**Work to do**: Each line from the one that contains "Convert this screenshot" to the end of the material must be quoted exactly; include both end lines and nothing else.

**Working data**:
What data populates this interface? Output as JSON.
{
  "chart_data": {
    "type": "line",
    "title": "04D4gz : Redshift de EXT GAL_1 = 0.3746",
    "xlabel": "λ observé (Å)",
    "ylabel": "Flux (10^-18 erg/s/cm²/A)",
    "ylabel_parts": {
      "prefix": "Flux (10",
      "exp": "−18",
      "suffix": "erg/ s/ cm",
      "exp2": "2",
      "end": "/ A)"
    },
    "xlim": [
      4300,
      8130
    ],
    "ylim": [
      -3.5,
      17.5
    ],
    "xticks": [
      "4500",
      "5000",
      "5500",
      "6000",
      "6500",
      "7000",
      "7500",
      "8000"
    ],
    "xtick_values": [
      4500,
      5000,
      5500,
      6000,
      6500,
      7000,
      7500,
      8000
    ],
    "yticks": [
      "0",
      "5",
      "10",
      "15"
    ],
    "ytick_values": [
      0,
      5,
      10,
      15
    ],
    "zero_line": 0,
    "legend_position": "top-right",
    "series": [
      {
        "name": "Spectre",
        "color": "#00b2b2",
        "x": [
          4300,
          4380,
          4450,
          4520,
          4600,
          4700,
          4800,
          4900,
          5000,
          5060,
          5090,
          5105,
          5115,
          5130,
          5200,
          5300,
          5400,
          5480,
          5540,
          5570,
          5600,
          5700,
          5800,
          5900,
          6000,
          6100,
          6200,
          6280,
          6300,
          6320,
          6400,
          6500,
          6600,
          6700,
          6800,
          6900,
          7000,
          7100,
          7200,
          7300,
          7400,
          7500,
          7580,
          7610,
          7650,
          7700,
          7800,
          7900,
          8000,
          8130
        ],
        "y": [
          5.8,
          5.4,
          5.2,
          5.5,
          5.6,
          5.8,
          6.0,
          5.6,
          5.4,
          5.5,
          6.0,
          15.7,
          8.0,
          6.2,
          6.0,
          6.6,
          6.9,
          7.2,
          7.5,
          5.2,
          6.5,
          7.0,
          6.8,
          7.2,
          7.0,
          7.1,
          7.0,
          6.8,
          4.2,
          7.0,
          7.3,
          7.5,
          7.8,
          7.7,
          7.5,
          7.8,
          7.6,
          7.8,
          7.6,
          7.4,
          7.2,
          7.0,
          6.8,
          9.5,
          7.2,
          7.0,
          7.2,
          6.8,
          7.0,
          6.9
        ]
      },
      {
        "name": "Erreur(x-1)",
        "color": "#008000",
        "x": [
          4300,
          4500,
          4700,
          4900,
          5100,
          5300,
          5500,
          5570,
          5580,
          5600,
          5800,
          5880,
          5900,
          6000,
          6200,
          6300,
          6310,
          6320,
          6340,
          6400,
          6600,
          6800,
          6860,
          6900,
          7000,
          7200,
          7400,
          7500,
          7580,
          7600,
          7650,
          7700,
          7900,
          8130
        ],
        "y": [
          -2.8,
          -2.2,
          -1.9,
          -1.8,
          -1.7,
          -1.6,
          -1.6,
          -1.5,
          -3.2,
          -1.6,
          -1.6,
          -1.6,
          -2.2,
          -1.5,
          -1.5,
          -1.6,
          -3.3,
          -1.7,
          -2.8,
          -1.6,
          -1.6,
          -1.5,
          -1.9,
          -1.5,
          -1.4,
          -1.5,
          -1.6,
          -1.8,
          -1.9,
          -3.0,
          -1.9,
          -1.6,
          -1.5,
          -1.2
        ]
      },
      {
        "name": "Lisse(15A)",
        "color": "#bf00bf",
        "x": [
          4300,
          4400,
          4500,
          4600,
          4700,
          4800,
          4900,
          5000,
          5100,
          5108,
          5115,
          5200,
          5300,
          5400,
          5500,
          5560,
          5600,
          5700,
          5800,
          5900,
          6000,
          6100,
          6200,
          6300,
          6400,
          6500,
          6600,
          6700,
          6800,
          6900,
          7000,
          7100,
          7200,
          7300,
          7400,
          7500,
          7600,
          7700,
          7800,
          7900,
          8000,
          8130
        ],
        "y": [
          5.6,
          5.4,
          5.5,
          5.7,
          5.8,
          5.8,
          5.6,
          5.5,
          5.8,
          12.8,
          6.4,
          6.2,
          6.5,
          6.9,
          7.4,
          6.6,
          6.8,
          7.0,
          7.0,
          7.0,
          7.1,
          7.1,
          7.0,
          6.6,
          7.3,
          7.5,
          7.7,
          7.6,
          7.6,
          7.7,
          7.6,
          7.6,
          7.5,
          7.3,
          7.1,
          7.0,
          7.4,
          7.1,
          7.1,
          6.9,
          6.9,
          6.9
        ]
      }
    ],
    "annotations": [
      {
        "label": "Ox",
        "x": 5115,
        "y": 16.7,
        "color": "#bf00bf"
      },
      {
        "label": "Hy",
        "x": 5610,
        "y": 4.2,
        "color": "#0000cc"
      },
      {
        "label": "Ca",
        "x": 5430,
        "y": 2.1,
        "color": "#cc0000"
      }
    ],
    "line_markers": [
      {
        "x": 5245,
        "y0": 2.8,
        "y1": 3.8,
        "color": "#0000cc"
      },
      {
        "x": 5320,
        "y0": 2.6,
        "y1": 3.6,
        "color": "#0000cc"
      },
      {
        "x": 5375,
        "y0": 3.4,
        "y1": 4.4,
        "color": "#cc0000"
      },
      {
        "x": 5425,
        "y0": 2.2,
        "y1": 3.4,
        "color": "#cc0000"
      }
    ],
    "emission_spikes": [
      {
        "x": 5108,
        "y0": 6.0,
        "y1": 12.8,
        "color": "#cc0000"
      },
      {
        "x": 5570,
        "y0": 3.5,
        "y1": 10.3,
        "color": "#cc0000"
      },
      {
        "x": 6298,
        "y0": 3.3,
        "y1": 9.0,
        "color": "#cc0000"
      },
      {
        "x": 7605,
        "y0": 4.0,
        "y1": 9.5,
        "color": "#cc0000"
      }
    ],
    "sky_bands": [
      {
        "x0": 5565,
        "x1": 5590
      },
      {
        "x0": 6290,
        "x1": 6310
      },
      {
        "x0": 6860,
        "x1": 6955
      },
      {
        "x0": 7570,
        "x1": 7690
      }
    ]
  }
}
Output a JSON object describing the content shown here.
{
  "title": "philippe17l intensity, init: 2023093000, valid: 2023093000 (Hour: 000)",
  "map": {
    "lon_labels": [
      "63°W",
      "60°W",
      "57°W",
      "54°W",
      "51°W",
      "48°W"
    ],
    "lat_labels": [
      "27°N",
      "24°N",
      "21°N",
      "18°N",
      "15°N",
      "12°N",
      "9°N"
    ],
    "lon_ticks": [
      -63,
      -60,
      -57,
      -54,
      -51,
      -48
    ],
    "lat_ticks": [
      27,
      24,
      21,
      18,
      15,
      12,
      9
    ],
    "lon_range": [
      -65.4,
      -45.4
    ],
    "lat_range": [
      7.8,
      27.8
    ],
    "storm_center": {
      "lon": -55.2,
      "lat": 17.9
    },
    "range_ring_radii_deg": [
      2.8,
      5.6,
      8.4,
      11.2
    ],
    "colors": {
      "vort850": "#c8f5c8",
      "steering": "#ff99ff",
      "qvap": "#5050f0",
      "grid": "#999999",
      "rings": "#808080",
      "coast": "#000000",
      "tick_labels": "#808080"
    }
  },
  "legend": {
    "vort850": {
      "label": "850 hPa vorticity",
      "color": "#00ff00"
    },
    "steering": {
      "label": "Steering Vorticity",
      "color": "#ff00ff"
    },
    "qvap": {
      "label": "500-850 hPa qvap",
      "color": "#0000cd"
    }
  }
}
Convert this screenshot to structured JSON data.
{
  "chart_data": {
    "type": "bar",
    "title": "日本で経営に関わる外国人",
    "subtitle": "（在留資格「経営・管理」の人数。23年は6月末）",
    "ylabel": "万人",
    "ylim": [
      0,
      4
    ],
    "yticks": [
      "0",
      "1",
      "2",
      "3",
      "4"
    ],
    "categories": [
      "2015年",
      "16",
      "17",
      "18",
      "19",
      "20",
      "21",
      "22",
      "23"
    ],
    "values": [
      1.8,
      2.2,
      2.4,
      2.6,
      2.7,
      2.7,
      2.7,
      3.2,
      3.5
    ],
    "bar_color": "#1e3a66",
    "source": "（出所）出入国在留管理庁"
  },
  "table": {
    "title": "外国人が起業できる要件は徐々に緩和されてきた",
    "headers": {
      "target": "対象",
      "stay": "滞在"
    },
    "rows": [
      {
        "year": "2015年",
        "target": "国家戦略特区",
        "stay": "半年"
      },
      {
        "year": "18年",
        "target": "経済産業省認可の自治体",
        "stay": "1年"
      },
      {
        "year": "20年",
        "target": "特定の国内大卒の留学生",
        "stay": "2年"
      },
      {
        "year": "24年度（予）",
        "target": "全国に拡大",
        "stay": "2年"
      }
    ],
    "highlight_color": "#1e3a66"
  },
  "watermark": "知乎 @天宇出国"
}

**Written response**:
Convert this screenshot to structured JSON data.
{
  "chart_data": {
    "type": "bar",
    "title": "日本で経営に関わる外国人",
    "subtitle": "（在留資格「経営・管理」の人数。23年は6月末）",
    "ylabel": "万人",
    "ylim": [
      0,
      4
    ],
    "yticks": [
      "0",
      "1",
      "2",
      "3",
      "4"
    ],
    "categories": [
      "2015年",
      "16",
      "17",
      "18",
      "19",
      "20",
      "21",
      "22",
      "23"
    ],
    "values": [
      1.8,
      2.2,
      2.4,
      2.6,
      2.7,
      2.7,
      2.7,
      3.2,
      3.5
    ],
    "bar_color": "#1e3a66",
    "source": "（出所）出入国在留管理庁"
  },
  "table": {
    "title": "外国人が起業できる要件は徐々に緩和されてきた",
    "headers": {
      "target": "対象",
      "stay": "滞在"
    },
    "rows": [
      {
        "year": "2015年",
        "target": "国家戦略特区",
        "stay": "半年"
      },
      {
        "year": "18年",
        "target": "経済産業省認可の自治体",
        "stay": "1年"
      },
      {
        "year": "20年",
        "target": "特定の国内大卒の留学生",
        "stay": "2年"
      },
      {
        "year": "24年度（予）",
        "target": "全国に拡大",
        "stay": "2年"
      }
    ],
    "highlight_color": "#1e3a66"
  },
  "watermark": "知乎 @天宇出国"
}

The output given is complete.